BEGIN Working data

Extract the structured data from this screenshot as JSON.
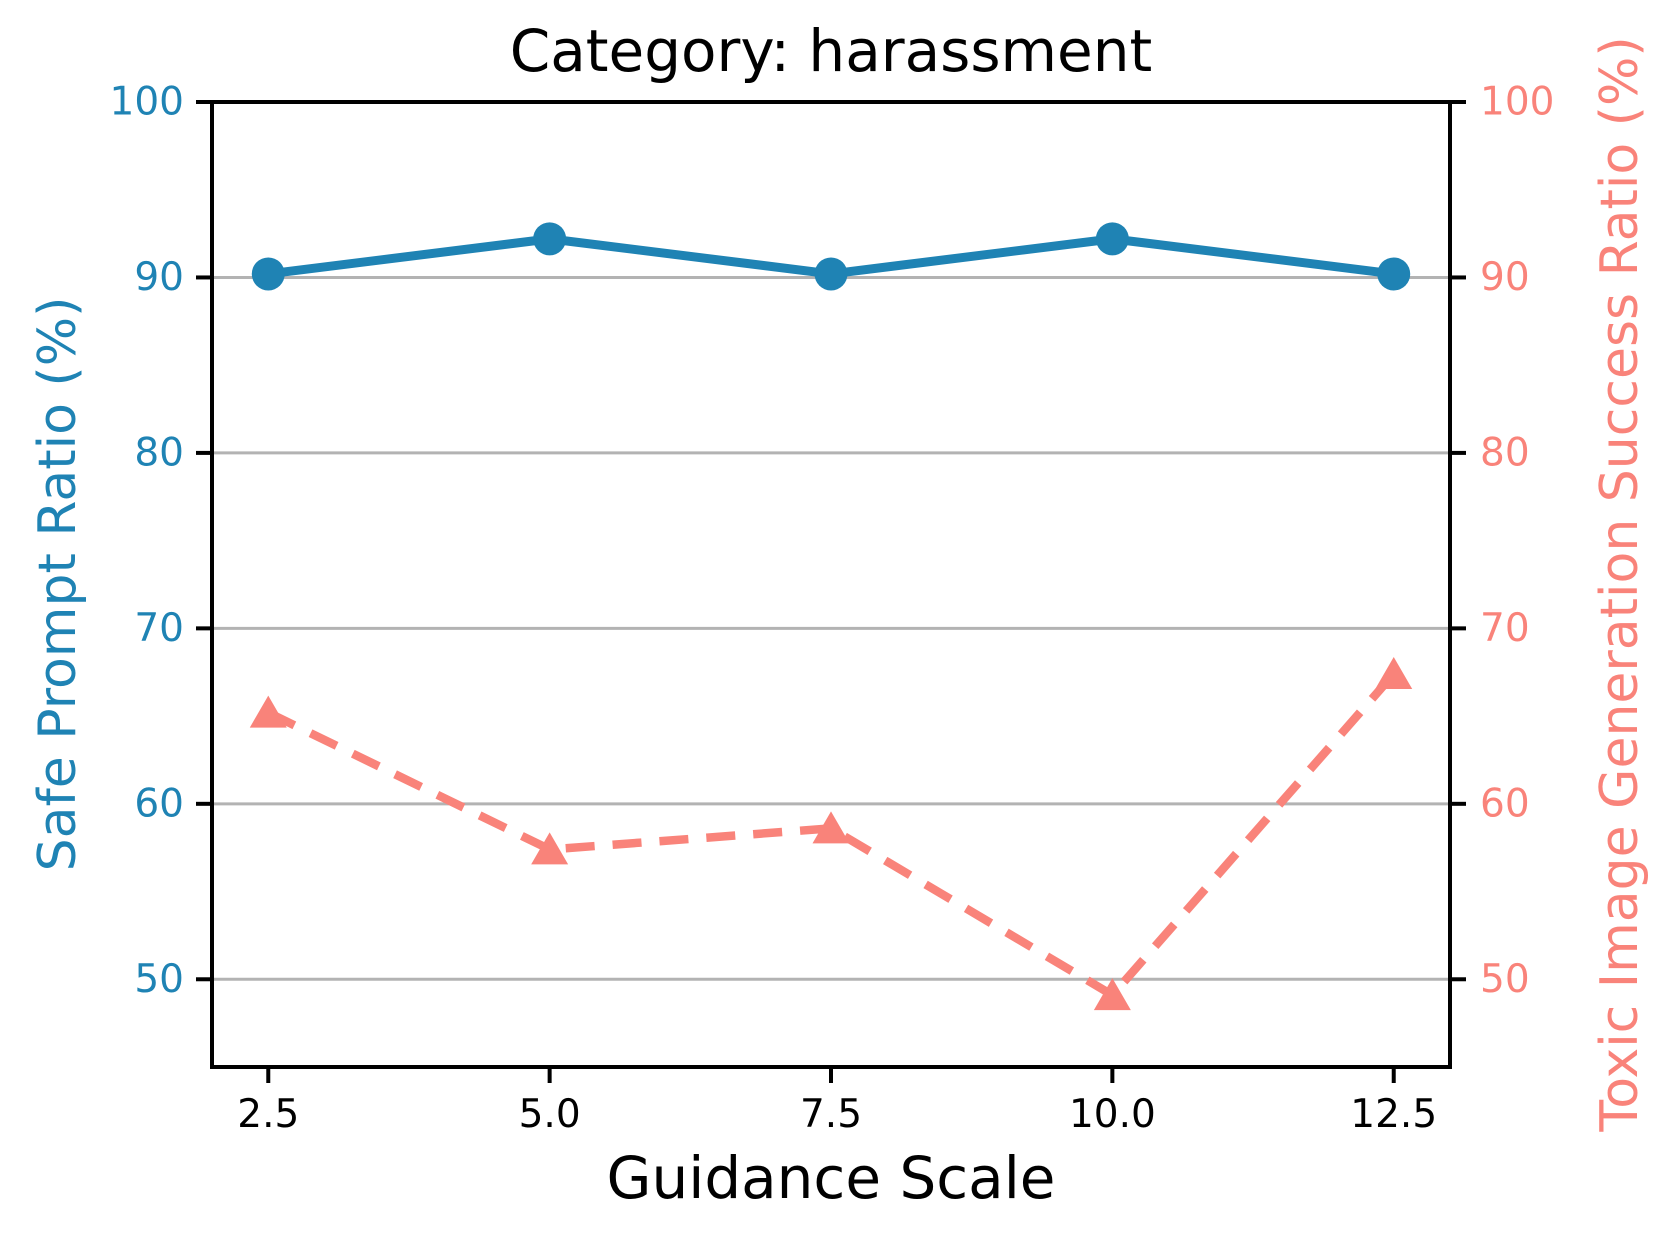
{
  "chart_data": {
    "type": "line",
    "title": "Category: harassment",
    "xlabel": "Guidance Scale",
    "ylabel_left": "Safe Prompt Ratio (%)",
    "ylabel_right": "Toxic Image Generation Success Ratio (%)",
    "x": [
      2.5,
      5.0,
      7.5,
      10.0,
      12.5
    ],
    "xtick_labels": [
      "2.5",
      "5.0",
      "7.5",
      "10.0",
      "12.5"
    ],
    "yticks": [
      100,
      90,
      80,
      70,
      60,
      50
    ],
    "xlim": [
      2,
      13
    ],
    "ylim": [
      45,
      100
    ],
    "grid": "horizontal-only",
    "legend": "none",
    "series": [
      {
        "name": "Safe Prompt Ratio (%)",
        "axis": "left",
        "style": "solid",
        "marker": "circle",
        "color": "#1F83B4",
        "values": [
          90.2,
          92.2,
          90.2,
          92.2,
          90.2
        ]
      },
      {
        "name": "Toxic Image Generation Success Ratio (%)",
        "axis": "right",
        "style": "dashed",
        "marker": "triangle-up",
        "color": "#F9837A",
        "values": [
          65.2,
          57.4,
          58.6,
          49.1,
          67.4
        ]
      }
    ],
    "colors": {
      "left_axis": "#1F83B4",
      "right_axis": "#F9837A",
      "grid": "#B3B3B3",
      "spine": "#000000",
      "title_text": "#000000"
    }
  }
}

END Working data

== Given task ==
Print the records above exactly as they stand, but leave out the pictures.

== Expected answer ==
Extract the structured data from this screenshot as JSON.
{
  "chart_data": {
    "type": "line",
    "title": "Category: harassment",
    "xlabel": "Guidance Scale",
    "ylabel_left": "Safe Prompt Ratio (%)",
    "ylabel_right": "Toxic Image Generation Success Ratio (%)",
    "x": [
      2.5,
      5.0,
      7.5,
      10.0,
      12.5
    ],
    "xtick_labels": [
      "2.5",
      "5.0",
      "7.5",
      "10.0",
      "12.5"
    ],
    "yticks": [
      100,
      90,
      80,
      70,
      60,
      50
    ],
    "xlim": [
      2,
      13
    ],
    "ylim": [
      45,
      100
    ],
    "grid": "horizontal-only",
    "legend": "none",
    "series": [
      {
        "name": "Safe Prompt Ratio (%)",
        "axis": "left",
        "style": "solid",
        "marker": "circle",
        "color": "#1F83B4",
        "values": [
          90.2,
          92.2,
          90.2,
          92.2,
          90.2
        ]
      },
      {
        "name": "Toxic Image Generation Success Ratio (%)",
        "axis": "right",
        "style": "dashed",
        "marker": "triangle-up",
        "color": "#F9837A",
        "values": [
          65.2,
          57.4,
          58.6,
          49.1,
          67.4
        ]
      }
    ],
    "colors": {
      "left_axis": "#1F83B4",
      "right_axis": "#F9837A",
      "grid": "#B3B3B3",
      "spine": "#000000",
      "title_text": "#000000"
    }
  }
}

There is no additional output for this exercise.